**Data listing**.
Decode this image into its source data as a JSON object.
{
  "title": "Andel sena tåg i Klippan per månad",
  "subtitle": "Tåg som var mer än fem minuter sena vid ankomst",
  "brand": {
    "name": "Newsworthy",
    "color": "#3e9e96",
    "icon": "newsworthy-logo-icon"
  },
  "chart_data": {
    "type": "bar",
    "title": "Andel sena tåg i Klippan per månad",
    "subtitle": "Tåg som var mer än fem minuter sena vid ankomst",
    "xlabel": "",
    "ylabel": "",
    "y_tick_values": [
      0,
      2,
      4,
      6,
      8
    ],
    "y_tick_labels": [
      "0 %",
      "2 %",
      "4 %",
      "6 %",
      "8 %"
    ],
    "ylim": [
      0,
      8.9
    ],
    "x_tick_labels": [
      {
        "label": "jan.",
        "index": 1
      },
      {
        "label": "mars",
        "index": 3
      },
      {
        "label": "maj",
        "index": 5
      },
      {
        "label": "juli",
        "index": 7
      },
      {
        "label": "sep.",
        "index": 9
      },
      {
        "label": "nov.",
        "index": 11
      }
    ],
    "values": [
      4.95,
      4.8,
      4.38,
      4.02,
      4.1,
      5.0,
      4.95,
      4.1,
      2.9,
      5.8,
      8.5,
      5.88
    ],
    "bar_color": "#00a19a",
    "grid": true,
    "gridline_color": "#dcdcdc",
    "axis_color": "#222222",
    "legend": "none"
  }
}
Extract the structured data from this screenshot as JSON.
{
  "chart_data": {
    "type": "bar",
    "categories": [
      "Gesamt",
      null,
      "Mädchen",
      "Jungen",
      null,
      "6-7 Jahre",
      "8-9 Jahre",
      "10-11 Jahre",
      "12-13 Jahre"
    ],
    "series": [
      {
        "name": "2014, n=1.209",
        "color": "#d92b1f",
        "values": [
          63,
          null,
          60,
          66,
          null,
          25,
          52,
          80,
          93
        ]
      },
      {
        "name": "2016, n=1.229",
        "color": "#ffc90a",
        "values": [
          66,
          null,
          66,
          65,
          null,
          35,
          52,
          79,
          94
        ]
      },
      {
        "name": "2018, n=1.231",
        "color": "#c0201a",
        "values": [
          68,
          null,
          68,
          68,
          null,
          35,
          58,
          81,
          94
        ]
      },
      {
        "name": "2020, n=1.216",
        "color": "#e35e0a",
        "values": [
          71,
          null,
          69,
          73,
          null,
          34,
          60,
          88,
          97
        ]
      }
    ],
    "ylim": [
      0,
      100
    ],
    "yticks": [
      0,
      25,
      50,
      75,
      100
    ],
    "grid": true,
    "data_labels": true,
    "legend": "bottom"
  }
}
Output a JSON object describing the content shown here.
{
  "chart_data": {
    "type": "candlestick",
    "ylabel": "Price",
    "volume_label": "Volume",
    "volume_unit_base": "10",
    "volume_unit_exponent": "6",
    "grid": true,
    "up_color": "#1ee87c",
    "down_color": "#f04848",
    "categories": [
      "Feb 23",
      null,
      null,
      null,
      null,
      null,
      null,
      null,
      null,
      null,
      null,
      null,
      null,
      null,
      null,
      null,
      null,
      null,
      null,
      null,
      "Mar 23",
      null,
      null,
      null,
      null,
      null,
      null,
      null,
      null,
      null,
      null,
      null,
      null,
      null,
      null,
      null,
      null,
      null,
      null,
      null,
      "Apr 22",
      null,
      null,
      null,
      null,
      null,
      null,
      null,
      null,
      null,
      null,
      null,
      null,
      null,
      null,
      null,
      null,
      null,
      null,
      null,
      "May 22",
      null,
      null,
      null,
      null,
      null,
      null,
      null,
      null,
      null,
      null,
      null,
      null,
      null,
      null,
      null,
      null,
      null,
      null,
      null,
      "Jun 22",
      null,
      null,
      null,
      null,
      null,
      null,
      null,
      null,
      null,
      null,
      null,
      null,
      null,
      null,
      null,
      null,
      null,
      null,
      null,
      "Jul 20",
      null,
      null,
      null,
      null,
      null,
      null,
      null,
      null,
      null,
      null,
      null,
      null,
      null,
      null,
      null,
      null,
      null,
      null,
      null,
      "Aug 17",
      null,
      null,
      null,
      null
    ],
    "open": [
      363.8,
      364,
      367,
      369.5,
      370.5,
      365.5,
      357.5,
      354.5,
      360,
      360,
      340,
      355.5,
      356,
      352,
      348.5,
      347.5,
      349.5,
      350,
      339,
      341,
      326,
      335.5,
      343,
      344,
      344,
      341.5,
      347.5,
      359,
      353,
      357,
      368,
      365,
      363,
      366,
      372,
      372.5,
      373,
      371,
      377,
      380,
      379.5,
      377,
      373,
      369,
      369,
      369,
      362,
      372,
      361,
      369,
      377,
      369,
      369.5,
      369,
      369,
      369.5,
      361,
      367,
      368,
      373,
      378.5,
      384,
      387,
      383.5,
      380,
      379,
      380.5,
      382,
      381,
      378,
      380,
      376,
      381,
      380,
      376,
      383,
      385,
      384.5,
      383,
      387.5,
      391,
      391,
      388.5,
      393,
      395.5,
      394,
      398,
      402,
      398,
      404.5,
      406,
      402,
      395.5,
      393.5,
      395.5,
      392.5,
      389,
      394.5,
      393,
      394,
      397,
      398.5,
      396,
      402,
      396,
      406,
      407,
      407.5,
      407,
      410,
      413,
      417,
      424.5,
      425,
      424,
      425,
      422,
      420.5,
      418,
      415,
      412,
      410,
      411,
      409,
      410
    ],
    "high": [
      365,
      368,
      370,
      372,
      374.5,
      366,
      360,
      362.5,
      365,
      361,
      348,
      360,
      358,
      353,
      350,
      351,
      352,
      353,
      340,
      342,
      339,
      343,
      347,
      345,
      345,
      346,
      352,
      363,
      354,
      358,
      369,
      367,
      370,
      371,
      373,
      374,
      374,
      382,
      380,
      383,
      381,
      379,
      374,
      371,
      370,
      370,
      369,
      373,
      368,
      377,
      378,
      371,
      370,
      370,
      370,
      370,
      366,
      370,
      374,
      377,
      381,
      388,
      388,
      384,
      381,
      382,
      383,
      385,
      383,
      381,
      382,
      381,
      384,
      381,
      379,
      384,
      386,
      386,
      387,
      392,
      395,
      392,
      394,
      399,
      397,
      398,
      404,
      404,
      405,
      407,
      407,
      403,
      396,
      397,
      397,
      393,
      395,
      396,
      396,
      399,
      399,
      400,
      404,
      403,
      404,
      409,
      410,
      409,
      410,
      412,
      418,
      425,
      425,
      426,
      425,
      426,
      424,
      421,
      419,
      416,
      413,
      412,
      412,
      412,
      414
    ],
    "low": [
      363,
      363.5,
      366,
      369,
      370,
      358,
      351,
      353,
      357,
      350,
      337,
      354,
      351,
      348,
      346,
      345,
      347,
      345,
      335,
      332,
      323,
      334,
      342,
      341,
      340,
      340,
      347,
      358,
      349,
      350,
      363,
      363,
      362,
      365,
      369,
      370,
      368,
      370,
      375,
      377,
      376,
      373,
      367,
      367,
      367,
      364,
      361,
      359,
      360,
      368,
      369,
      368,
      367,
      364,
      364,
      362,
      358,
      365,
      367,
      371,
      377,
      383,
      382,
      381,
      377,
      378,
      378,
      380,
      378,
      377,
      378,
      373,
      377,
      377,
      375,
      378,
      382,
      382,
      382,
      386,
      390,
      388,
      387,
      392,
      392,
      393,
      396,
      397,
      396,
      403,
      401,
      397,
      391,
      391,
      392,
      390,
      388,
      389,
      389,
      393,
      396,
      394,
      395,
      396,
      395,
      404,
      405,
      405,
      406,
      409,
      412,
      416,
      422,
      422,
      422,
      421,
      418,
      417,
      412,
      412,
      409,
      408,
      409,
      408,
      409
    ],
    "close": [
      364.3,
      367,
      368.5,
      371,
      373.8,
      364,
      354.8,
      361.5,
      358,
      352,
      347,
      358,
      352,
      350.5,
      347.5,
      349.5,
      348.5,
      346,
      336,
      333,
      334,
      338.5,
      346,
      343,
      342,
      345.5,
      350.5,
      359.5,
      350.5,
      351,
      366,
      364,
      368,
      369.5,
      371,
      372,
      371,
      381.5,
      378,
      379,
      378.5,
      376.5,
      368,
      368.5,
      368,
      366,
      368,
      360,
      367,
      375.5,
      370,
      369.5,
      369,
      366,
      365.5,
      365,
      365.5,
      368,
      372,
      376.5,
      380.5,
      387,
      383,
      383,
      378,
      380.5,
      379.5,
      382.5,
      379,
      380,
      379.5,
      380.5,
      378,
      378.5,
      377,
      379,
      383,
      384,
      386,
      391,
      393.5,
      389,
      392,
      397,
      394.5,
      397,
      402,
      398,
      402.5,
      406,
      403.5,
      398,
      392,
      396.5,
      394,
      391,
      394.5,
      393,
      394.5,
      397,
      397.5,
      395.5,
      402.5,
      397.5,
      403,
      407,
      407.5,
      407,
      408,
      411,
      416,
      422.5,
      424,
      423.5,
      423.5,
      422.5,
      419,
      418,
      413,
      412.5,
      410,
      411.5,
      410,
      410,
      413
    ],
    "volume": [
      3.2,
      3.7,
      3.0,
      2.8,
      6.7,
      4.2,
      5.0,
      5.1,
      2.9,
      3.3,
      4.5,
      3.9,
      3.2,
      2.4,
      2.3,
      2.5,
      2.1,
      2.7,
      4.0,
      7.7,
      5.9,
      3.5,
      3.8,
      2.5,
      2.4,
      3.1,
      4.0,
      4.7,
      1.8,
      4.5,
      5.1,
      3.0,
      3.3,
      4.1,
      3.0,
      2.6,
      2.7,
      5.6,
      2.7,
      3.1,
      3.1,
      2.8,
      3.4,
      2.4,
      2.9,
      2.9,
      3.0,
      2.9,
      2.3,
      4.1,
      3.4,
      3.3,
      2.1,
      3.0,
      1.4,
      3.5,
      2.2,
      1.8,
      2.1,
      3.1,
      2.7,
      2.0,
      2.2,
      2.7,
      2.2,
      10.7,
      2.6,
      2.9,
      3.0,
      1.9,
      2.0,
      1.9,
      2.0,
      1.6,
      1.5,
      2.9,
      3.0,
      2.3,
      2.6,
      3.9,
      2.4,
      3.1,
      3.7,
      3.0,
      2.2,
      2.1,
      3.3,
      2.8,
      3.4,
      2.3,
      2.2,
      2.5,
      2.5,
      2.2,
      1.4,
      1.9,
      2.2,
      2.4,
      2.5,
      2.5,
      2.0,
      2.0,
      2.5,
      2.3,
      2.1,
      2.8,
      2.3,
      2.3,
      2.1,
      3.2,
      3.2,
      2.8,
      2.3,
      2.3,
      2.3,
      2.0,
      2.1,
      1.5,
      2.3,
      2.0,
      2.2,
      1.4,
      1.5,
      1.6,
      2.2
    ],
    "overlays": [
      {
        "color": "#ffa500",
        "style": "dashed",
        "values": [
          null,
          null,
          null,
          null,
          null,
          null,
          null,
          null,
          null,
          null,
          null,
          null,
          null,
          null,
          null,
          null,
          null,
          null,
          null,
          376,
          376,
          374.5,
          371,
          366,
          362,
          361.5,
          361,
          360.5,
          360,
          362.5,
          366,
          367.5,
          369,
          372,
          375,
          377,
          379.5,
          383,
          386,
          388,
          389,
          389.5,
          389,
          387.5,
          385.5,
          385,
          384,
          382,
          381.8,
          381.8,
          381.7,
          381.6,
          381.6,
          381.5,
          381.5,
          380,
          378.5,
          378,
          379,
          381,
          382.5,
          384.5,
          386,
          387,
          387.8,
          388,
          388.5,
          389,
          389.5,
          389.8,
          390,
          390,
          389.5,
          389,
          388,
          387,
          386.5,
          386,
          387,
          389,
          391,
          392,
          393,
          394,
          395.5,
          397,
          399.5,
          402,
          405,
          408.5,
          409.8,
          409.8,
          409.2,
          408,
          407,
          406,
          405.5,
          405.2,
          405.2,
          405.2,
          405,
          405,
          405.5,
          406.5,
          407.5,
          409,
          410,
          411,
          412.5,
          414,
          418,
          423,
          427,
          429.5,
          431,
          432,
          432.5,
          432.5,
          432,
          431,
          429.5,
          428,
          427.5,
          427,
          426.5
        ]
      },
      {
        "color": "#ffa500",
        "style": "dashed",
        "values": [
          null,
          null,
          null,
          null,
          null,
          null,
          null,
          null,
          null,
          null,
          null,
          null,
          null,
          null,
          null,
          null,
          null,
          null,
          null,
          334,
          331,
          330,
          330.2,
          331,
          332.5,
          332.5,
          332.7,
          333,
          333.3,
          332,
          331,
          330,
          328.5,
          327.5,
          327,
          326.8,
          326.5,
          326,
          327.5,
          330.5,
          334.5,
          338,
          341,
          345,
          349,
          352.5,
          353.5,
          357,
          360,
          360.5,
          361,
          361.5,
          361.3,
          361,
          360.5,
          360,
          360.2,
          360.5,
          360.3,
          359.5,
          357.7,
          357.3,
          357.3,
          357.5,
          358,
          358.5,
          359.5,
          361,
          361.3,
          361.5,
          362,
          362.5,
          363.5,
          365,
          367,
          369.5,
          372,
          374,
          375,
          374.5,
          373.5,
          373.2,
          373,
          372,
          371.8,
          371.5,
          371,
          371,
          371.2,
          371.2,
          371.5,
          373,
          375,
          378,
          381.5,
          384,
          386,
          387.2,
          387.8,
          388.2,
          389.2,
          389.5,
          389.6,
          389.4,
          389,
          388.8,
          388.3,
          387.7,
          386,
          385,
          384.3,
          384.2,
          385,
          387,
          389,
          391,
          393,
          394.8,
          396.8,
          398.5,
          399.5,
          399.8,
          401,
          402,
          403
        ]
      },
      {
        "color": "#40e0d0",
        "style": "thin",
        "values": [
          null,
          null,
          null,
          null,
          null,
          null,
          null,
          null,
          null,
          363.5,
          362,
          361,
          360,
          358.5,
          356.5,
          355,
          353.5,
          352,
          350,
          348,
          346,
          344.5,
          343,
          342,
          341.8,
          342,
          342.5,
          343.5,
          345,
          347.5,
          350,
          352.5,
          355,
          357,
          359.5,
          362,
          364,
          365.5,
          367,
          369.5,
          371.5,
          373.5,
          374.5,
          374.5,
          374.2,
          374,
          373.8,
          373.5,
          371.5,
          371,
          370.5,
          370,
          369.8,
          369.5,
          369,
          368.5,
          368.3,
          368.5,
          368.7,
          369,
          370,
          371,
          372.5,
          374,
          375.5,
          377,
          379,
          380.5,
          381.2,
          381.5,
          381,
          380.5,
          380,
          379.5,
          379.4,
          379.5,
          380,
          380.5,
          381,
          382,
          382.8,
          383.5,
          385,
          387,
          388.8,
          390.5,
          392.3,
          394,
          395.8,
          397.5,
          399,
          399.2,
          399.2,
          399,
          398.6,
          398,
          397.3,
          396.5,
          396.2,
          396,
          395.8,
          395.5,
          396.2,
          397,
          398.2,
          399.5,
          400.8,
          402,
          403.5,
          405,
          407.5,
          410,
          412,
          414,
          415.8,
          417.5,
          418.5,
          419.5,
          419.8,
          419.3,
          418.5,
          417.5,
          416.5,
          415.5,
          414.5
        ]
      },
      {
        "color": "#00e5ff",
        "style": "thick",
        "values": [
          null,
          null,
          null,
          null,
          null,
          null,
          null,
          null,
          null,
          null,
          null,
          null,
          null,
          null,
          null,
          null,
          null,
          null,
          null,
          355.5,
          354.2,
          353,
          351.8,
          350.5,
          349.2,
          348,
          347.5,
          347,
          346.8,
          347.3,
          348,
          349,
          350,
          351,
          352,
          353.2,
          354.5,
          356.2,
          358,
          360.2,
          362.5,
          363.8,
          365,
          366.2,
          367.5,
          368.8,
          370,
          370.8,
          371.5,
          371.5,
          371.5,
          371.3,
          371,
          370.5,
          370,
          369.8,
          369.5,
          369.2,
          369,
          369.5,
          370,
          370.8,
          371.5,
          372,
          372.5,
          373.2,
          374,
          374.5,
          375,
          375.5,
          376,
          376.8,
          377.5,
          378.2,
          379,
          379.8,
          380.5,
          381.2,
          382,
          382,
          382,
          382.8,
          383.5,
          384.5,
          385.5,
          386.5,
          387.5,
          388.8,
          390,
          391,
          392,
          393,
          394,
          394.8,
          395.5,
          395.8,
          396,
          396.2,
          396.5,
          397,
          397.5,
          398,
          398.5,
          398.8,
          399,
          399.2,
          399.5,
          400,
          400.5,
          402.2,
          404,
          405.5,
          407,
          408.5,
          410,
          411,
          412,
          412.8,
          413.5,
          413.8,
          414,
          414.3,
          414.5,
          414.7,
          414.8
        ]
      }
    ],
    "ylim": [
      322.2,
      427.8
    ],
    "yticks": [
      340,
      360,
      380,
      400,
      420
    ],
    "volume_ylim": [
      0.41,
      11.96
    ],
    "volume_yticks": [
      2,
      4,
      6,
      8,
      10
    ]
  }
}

**What is asked**. Go through the records above, find every line with the word "this", and list those lines.

**Task answer**.
Decode this image into its source data as a JSON object.
Extract the structured data from this screenshot as JSON.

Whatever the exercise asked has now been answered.